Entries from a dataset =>
____________________

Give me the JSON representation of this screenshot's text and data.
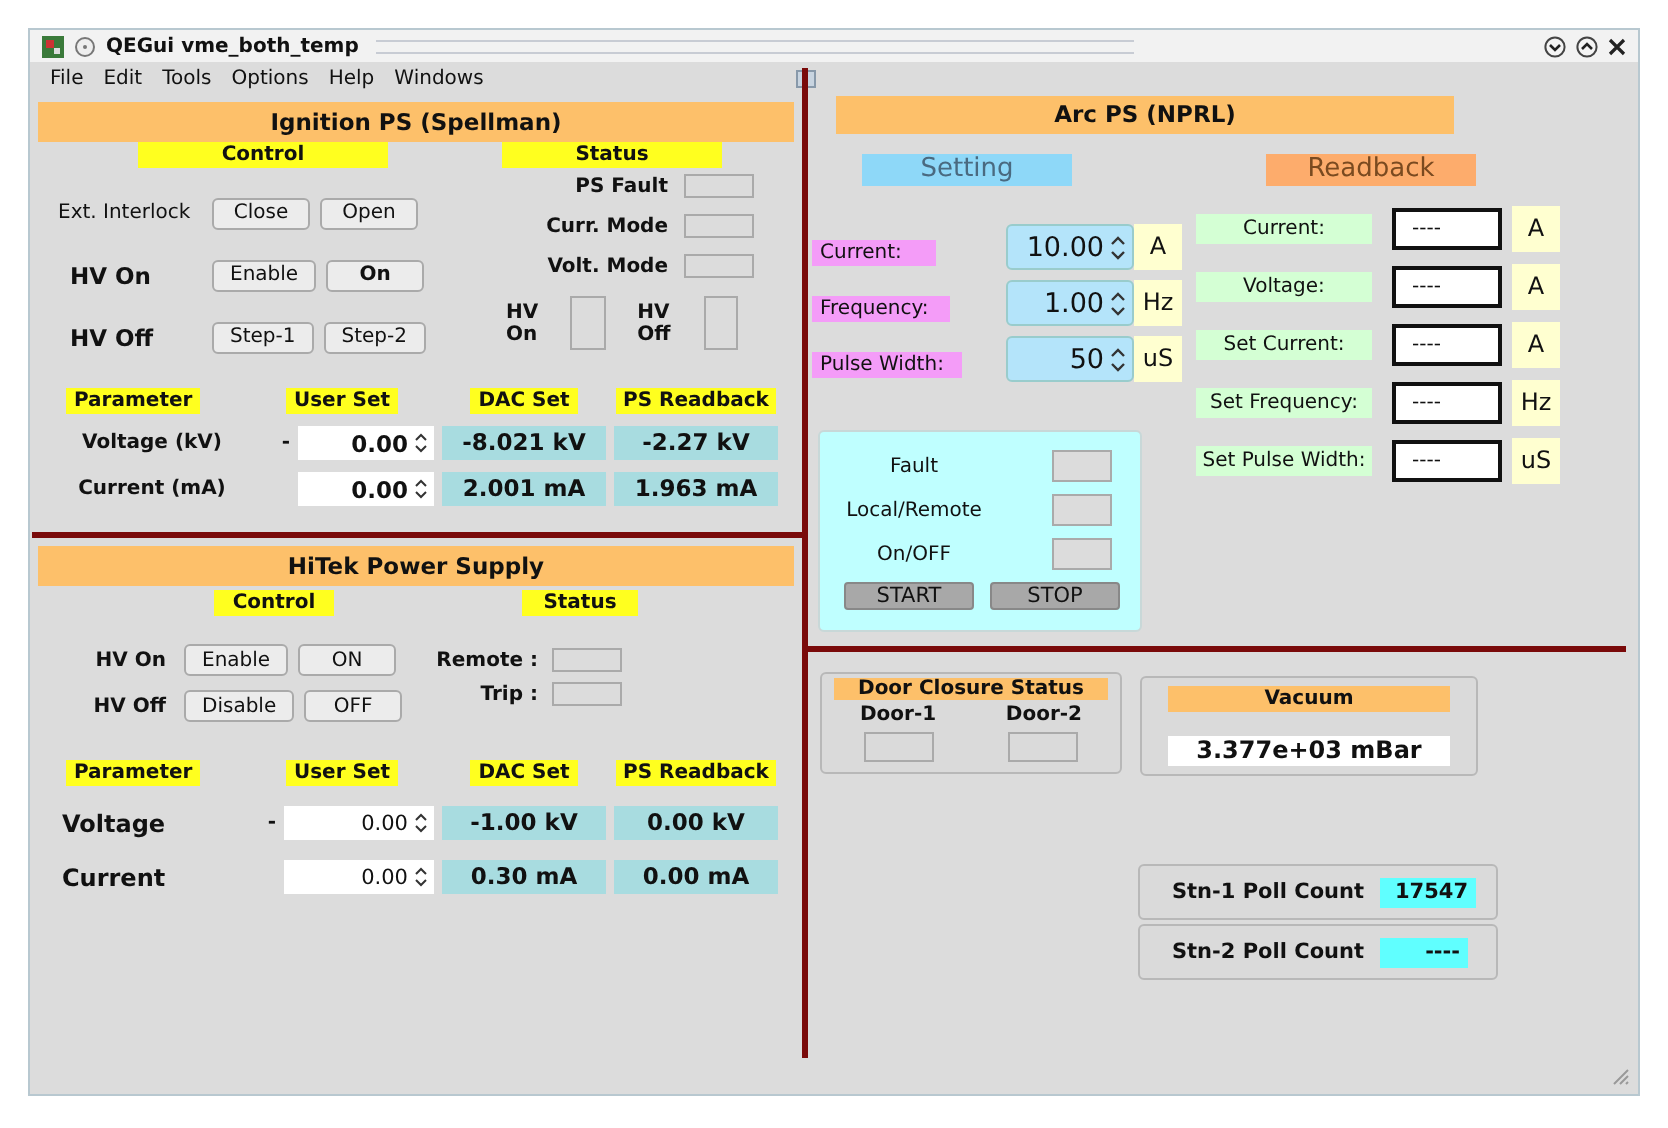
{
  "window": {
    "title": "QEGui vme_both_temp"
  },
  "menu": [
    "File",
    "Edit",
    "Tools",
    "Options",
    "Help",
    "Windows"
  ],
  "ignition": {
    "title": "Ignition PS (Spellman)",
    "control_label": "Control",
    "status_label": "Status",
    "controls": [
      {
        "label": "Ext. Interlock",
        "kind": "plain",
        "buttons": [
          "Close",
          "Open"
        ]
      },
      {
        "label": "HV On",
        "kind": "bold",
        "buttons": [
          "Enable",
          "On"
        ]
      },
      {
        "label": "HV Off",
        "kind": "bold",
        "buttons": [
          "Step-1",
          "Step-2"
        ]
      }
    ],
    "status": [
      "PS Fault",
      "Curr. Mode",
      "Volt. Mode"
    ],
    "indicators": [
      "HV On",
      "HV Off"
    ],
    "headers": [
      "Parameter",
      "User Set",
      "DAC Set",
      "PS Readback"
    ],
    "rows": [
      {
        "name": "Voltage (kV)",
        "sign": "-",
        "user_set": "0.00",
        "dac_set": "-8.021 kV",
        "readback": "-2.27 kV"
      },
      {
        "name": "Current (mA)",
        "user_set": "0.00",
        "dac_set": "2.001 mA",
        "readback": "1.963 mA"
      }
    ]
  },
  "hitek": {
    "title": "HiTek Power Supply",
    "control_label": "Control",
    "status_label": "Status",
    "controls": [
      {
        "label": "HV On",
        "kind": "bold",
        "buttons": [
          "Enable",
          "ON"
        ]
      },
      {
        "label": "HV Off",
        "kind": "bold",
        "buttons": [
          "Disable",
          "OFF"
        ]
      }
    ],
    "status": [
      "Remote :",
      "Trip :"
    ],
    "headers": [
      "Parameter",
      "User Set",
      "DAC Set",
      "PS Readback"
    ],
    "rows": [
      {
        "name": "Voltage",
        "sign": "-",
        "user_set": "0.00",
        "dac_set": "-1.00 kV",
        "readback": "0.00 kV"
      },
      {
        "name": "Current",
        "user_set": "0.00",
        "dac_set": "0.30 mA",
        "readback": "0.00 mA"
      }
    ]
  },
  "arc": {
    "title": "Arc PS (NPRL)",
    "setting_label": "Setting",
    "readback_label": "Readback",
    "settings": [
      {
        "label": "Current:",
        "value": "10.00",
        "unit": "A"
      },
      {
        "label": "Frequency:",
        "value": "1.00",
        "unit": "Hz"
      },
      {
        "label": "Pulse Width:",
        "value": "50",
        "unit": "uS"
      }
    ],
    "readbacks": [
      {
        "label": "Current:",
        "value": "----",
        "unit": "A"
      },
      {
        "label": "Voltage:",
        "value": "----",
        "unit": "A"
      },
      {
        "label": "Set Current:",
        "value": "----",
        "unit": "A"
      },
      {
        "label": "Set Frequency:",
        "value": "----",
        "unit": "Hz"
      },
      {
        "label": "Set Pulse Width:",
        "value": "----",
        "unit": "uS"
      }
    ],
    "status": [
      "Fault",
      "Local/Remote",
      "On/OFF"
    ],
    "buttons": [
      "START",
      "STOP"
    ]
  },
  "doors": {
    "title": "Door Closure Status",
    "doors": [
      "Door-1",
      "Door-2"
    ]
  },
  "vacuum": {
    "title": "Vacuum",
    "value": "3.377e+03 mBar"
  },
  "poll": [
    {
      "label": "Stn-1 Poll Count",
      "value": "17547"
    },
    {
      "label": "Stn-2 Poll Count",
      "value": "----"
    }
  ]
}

____________________

AIM OF THE EXERCISE => Quote the records in full and exactly; skip any image.

WRITTEN ANSWER =>
Give me the JSON representation of this screenshot's text and data.
{
  "window": {
    "title": "QEGui vme_both_temp"
  },
  "menu": [
    "File",
    "Edit",
    "Tools",
    "Options",
    "Help",
    "Windows"
  ],
  "ignition": {
    "title": "Ignition PS (Spellman)",
    "control_label": "Control",
    "status_label": "Status",
    "controls": [
      {
        "label": "Ext. Interlock",
        "kind": "plain",
        "buttons": [
          "Close",
          "Open"
        ]
      },
      {
        "label": "HV On",
        "kind": "bold",
        "buttons": [
          "Enable",
          "On"
        ]
      },
      {
        "label": "HV Off",
        "kind": "bold",
        "buttons": [
          "Step-1",
          "Step-2"
        ]
      }
    ],
    "status": [
      "PS Fault",
      "Curr. Mode",
      "Volt. Mode"
    ],
    "indicators": [
      "HV On",
      "HV Off"
    ],
    "headers": [
      "Parameter",
      "User Set",
      "DAC Set",
      "PS Readback"
    ],
    "rows": [
      {
        "name": "Voltage (kV)",
        "sign": "-",
        "user_set": "0.00",
        "dac_set": "-8.021 kV",
        "readback": "-2.27 kV"
      },
      {
        "name": "Current (mA)",
        "user_set": "0.00",
        "dac_set": "2.001 mA",
        "readback": "1.963 mA"
      }
    ]
  },
  "hitek": {
    "title": "HiTek Power Supply",
    "control_label": "Control",
    "status_label": "Status",
    "controls": [
      {
        "label": "HV On",
        "kind": "bold",
        "buttons": [
          "Enable",
          "ON"
        ]
      },
      {
        "label": "HV Off",
        "kind": "bold",
        "buttons": [
          "Disable",
          "OFF"
        ]
      }
    ],
    "status": [
      "Remote :",
      "Trip :"
    ],
    "headers": [
      "Parameter",
      "User Set",
      "DAC Set",
      "PS Readback"
    ],
    "rows": [
      {
        "name": "Voltage",
        "sign": "-",
        "user_set": "0.00",
        "dac_set": "-1.00 kV",
        "readback": "0.00 kV"
      },
      {
        "name": "Current",
        "user_set": "0.00",
        "dac_set": "0.30 mA",
        "readback": "0.00 mA"
      }
    ]
  },
  "arc": {
    "title": "Arc PS (NPRL)",
    "setting_label": "Setting",
    "readback_label": "Readback",
    "settings": [
      {
        "label": "Current:",
        "value": "10.00",
        "unit": "A"
      },
      {
        "label": "Frequency:",
        "value": "1.00",
        "unit": "Hz"
      },
      {
        "label": "Pulse Width:",
        "value": "50",
        "unit": "uS"
      }
    ],
    "readbacks": [
      {
        "label": "Current:",
        "value": "----",
        "unit": "A"
      },
      {
        "label": "Voltage:",
        "value": "----",
        "unit": "A"
      },
      {
        "label": "Set Current:",
        "value": "----",
        "unit": "A"
      },
      {
        "label": "Set Frequency:",
        "value": "----",
        "unit": "Hz"
      },
      {
        "label": "Set Pulse Width:",
        "value": "----",
        "unit": "uS"
      }
    ],
    "status": [
      "Fault",
      "Local/Remote",
      "On/OFF"
    ],
    "buttons": [
      "START",
      "STOP"
    ]
  },
  "doors": {
    "title": "Door Closure Status",
    "doors": [
      "Door-1",
      "Door-2"
    ]
  },
  "vacuum": {
    "title": "Vacuum",
    "value": "3.377e+03 mBar"
  },
  "poll": [
    {
      "label": "Stn-1 Poll Count",
      "value": "17547"
    },
    {
      "label": "Stn-2 Poll Count",
      "value": "----"
    }
  ]
}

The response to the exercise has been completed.